* Exercise description *
For each line that holds "command", copy the line out.

* Data for the task *
☆ ☆ ☆

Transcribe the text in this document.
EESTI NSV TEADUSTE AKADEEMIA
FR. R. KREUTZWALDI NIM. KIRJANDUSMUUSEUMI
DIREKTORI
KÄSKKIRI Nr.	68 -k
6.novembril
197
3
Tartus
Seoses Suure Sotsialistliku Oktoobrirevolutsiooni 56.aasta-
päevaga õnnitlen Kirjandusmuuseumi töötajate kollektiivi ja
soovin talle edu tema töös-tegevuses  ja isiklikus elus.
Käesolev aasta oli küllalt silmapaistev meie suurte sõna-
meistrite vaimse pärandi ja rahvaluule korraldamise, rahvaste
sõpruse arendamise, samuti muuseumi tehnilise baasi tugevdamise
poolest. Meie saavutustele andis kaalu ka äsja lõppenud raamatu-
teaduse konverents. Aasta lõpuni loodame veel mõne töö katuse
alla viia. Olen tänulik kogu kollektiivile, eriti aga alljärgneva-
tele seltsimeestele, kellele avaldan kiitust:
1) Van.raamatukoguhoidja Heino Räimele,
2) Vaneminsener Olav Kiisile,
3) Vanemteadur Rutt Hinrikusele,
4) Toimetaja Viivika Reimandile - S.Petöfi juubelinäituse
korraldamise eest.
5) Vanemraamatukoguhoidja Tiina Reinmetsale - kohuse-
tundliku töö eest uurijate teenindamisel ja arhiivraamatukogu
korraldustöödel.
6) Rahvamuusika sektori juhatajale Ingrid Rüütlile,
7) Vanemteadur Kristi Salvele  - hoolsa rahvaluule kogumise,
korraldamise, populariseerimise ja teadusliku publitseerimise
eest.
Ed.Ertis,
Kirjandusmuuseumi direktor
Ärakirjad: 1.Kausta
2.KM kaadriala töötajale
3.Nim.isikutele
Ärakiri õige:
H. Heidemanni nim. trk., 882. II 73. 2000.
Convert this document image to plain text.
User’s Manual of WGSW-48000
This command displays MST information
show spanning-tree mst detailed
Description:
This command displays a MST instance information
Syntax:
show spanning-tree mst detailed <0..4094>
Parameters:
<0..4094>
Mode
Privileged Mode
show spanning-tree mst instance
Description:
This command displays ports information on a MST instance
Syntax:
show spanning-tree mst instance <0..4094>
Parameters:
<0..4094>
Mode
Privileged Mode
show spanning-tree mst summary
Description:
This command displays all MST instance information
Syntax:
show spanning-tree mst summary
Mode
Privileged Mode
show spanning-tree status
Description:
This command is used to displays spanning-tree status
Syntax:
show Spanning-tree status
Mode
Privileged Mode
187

☆ ☆ ☆

* Response *
This command displays MST information
This command displays a MST instance information
This command displays ports information on a MST instance
This command displays all MST instance information
This command is used to displays spanning-tree status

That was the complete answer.